Supplied records:
○ ○ ○ ○ ○ ○ ○

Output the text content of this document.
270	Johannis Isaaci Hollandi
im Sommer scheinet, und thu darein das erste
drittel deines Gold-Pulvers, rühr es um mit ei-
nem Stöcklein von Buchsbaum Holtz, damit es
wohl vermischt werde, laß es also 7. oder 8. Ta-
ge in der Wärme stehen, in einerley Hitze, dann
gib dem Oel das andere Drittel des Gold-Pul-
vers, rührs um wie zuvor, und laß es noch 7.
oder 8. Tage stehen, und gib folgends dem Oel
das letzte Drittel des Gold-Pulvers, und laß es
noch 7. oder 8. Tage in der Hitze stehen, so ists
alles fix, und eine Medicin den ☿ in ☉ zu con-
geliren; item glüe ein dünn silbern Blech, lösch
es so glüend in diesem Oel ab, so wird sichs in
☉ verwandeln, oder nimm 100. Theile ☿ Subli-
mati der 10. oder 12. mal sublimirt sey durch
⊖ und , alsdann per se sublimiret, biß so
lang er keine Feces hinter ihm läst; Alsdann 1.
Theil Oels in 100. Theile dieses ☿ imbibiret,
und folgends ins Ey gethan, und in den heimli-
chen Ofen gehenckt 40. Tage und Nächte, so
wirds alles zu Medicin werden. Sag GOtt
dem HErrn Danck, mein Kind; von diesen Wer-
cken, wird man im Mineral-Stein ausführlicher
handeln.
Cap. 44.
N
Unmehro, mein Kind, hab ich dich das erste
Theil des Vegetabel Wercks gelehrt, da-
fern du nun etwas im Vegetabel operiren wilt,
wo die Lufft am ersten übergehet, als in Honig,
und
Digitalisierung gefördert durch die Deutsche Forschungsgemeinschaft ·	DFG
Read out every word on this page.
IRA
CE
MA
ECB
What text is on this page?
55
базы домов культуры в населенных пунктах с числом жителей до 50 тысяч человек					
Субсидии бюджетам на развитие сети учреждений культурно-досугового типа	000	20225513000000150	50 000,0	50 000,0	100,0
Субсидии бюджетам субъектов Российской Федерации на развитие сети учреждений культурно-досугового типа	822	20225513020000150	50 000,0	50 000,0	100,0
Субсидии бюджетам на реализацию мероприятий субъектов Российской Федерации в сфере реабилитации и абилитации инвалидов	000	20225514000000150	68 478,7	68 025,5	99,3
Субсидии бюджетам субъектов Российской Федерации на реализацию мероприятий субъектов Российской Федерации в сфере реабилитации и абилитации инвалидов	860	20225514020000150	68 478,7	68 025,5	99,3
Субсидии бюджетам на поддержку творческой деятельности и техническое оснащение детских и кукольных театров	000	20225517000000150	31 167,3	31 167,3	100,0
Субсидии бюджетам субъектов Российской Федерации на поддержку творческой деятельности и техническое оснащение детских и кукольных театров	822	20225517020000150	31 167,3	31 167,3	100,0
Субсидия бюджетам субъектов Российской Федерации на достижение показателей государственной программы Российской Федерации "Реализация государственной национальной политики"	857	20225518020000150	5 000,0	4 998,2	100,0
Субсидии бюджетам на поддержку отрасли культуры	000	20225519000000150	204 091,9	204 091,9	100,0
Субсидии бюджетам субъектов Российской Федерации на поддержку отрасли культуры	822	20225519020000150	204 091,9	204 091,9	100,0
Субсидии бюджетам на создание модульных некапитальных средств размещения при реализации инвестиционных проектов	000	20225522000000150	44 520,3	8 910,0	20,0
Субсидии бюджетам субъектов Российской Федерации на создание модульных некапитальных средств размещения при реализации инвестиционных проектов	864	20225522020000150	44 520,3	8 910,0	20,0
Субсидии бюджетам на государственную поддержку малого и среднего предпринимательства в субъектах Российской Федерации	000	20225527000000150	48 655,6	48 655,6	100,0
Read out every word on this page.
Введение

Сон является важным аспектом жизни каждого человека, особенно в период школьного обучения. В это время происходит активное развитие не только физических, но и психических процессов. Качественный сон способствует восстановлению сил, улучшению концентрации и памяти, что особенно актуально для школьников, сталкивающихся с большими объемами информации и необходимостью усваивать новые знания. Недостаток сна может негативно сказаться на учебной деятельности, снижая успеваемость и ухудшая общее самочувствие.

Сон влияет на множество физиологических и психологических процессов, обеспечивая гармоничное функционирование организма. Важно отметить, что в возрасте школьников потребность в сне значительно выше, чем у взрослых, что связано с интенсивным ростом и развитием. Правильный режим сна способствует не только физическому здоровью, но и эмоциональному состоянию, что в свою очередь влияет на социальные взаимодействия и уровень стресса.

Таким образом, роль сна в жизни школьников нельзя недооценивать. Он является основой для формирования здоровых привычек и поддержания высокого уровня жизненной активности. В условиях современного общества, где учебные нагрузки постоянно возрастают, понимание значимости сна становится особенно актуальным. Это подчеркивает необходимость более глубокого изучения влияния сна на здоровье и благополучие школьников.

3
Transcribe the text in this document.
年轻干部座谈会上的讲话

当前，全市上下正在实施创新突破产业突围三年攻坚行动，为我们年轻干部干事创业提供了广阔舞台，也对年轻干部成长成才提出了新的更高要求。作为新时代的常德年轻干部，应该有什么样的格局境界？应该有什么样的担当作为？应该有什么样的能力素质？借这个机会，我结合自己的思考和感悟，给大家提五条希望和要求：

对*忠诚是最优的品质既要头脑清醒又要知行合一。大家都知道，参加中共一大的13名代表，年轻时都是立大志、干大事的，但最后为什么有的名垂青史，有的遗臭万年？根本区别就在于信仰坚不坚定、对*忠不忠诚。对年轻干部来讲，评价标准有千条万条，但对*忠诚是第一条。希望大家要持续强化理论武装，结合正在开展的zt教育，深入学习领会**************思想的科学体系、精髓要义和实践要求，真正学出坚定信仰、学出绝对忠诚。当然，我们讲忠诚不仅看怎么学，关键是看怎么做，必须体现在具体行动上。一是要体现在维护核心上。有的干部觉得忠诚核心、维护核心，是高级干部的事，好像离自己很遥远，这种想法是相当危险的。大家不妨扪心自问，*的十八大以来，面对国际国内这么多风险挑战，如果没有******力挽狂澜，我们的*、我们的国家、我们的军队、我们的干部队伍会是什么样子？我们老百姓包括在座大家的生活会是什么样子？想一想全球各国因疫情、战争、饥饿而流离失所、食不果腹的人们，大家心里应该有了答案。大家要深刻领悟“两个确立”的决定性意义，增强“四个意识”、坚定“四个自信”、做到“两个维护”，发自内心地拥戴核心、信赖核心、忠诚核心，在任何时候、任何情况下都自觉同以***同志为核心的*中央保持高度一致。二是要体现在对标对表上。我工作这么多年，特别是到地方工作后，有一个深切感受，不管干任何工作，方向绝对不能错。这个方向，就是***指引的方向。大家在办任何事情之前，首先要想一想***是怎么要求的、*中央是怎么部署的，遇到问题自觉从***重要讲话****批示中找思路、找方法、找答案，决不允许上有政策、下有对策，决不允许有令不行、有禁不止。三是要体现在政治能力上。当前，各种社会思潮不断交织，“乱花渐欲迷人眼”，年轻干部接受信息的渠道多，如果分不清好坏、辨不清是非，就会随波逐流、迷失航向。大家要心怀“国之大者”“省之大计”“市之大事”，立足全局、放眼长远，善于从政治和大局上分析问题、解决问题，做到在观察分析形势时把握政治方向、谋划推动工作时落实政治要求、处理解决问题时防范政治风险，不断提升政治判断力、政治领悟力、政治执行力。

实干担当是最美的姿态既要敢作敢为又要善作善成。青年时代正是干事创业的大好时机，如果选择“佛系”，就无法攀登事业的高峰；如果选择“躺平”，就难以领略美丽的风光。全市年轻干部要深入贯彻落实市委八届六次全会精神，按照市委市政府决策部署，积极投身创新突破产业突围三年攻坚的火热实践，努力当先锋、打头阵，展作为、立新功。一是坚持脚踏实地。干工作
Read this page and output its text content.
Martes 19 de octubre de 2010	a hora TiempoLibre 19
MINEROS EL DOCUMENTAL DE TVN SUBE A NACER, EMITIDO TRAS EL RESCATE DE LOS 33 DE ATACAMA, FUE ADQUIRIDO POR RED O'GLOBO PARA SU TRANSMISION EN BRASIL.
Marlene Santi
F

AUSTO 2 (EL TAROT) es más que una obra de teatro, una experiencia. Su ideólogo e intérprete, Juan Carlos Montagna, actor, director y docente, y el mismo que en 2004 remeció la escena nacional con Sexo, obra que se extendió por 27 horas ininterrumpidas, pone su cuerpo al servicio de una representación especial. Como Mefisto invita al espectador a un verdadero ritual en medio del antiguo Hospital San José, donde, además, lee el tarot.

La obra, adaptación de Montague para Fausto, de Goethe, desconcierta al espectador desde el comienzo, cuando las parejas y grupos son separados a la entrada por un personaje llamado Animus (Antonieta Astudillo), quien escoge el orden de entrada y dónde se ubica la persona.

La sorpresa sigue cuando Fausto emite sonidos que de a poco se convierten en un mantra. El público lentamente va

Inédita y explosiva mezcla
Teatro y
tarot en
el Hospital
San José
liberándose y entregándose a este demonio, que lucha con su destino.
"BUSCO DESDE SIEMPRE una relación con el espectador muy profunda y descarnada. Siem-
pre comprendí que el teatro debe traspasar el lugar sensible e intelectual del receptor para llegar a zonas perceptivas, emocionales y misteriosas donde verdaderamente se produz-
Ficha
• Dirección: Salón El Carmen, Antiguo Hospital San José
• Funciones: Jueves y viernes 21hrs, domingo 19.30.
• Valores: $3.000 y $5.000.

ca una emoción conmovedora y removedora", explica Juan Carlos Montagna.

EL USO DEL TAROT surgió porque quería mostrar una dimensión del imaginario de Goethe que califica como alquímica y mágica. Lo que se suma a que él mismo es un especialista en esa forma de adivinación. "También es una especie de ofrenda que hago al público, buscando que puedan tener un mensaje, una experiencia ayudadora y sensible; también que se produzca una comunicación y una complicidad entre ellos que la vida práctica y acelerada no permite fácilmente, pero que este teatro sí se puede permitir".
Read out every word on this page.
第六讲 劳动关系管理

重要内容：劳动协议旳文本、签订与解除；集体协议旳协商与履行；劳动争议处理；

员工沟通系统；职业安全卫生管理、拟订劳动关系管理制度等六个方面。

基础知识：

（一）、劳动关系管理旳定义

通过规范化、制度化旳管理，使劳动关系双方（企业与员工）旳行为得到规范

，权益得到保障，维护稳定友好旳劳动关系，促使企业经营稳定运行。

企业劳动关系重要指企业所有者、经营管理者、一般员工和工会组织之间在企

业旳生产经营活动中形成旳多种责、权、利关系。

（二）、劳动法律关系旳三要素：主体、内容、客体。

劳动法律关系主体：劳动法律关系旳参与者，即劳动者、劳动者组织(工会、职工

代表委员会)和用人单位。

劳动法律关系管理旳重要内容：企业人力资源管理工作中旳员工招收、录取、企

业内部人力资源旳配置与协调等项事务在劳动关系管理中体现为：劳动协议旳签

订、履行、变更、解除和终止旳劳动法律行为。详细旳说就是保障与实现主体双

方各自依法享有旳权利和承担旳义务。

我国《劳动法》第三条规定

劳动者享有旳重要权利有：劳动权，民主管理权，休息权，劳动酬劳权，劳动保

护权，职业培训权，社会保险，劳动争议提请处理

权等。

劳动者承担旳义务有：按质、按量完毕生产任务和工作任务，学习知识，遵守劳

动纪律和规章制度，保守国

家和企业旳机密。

○ ○ ○ ○ ○ ○ ○

What you are asked to do: Return all lines containing the word "mismo".

Answer to this exercise:
AUSTO 2 (EL TAROT) es más que una obra de teatro, una experiencia. Su ideólogo e intérprete, Juan Carlos Montagna, actor, director y docente, y el mismo que en 2004 remeció la escena nacional con Sexo, obra que se extendió por 27 horas ininterrumpidas, pone su cuerpo al servicio de una representación especial. Como Mefisto invita al espectador a un verdadero ritual en medio del antiguo Hospital San José, donde, además, lee el tarot.
EL USO DEL TAROT surgió porque quería mostrar una dimensión del imaginario de Goethe que califica como alquímica y mágica. Lo que se suma a que él mismo es un especialista en esa forma de adivinación. "También es una especie de ofrenda que hago al público, buscando que puedan tener un mensaje, una experiencia ayudadora y sensible; también que se produzca una comunicación y una complicidad entre ellos que la vida práctica y acelerada no permite fácilmente, pero que este teatro sí se puede permitir".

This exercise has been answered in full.